▸ Stated problem:
Select and copy out every line in the records containing "ffffff".

▸ Data excerpts:

** begin **

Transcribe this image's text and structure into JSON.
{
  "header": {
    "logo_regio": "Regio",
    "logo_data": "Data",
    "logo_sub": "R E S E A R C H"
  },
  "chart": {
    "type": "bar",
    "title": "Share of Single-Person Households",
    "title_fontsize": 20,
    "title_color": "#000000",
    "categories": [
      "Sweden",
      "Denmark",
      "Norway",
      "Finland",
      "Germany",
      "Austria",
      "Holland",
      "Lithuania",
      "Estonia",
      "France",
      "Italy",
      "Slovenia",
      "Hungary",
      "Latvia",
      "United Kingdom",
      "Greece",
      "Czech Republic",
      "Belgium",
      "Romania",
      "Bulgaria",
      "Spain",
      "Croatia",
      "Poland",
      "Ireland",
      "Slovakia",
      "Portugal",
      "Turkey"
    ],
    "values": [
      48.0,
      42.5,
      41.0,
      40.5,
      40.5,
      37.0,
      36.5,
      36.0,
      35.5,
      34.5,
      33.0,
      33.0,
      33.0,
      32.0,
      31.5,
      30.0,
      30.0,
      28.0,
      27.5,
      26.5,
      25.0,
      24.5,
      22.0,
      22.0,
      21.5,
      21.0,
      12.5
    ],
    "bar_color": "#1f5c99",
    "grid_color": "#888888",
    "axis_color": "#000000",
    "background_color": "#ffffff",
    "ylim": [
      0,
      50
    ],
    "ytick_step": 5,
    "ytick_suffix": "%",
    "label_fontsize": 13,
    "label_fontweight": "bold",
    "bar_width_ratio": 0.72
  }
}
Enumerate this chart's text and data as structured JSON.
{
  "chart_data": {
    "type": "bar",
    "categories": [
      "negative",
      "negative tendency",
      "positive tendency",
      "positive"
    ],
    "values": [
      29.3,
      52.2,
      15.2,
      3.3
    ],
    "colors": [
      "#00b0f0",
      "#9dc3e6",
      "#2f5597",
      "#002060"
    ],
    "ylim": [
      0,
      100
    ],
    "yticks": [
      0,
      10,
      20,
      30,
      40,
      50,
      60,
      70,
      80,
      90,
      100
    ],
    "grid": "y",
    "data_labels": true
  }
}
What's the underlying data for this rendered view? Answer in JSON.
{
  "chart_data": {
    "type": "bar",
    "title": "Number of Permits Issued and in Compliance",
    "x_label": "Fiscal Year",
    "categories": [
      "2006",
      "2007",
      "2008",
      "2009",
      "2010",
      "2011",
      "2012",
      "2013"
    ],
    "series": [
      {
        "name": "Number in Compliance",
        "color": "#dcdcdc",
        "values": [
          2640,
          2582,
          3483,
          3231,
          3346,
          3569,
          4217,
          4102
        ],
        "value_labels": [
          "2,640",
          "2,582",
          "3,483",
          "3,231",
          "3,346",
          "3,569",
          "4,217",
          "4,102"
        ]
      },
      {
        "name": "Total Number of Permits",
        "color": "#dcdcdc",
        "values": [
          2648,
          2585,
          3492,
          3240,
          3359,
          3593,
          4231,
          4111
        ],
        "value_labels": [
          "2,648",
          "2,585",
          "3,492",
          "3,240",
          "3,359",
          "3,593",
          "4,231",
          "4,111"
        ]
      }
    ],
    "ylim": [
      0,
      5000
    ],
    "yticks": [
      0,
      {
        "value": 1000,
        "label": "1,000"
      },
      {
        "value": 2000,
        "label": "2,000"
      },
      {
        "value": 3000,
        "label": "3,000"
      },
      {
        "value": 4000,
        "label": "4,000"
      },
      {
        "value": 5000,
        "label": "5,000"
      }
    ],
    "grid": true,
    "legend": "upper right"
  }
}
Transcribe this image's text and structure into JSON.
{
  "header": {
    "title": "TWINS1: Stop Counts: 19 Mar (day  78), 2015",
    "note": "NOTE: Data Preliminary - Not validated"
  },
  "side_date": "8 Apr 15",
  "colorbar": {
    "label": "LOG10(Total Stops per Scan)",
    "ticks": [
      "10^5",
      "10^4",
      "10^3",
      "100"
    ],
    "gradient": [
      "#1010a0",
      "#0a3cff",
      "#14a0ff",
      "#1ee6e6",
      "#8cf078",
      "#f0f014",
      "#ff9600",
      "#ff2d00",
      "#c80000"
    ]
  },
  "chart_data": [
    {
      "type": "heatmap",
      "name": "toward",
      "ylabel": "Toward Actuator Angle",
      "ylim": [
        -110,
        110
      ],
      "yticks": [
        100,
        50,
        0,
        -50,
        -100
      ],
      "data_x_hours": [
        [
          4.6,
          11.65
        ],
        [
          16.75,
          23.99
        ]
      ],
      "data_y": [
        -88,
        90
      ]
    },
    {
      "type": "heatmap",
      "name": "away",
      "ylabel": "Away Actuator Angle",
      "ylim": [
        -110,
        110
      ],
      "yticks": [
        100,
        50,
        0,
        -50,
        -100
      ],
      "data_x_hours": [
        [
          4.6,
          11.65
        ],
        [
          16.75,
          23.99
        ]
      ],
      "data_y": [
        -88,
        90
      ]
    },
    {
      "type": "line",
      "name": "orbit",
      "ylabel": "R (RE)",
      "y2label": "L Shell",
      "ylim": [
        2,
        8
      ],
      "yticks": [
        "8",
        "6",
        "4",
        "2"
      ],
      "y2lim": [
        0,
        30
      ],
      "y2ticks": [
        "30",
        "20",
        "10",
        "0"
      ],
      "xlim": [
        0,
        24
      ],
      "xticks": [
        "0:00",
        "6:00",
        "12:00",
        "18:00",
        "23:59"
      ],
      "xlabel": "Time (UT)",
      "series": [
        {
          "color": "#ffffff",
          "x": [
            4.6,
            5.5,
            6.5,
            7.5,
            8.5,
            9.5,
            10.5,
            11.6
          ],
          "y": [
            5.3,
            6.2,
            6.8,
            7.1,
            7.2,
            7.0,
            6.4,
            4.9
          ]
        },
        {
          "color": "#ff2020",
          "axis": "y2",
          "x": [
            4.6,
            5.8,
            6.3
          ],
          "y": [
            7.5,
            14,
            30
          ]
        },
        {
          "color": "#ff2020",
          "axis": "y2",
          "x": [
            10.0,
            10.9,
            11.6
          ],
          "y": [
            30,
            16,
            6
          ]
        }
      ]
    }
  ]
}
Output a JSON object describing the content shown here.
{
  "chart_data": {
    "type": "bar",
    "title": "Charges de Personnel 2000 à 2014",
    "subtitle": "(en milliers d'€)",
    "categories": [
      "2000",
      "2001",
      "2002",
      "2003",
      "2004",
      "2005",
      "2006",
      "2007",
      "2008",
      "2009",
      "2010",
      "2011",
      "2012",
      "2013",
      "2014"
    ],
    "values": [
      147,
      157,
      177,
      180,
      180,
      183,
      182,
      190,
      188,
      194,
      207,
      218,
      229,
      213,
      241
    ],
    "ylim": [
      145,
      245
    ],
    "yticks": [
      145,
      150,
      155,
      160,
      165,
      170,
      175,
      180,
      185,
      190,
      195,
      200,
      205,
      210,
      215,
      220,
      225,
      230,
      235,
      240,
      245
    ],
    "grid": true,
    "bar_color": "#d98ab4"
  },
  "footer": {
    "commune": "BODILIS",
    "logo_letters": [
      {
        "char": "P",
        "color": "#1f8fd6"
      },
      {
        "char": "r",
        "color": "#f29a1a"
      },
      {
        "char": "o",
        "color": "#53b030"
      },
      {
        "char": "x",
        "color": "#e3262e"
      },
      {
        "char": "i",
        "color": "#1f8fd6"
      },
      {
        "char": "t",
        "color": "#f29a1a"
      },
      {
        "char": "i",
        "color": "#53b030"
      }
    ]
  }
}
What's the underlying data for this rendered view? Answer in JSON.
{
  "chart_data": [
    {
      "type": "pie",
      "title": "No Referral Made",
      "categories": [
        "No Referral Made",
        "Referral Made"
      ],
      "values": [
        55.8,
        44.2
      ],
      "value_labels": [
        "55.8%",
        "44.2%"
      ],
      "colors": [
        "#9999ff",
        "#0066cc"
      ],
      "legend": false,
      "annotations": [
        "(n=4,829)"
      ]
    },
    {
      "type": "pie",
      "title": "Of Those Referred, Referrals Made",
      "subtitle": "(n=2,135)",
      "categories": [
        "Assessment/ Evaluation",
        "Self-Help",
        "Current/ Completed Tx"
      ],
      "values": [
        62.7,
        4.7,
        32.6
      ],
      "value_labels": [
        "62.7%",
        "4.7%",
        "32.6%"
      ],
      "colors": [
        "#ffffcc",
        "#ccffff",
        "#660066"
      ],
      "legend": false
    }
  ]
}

** end **

▸ Result:
    "background_color": "#ffffff",
          "color": "#ffffff",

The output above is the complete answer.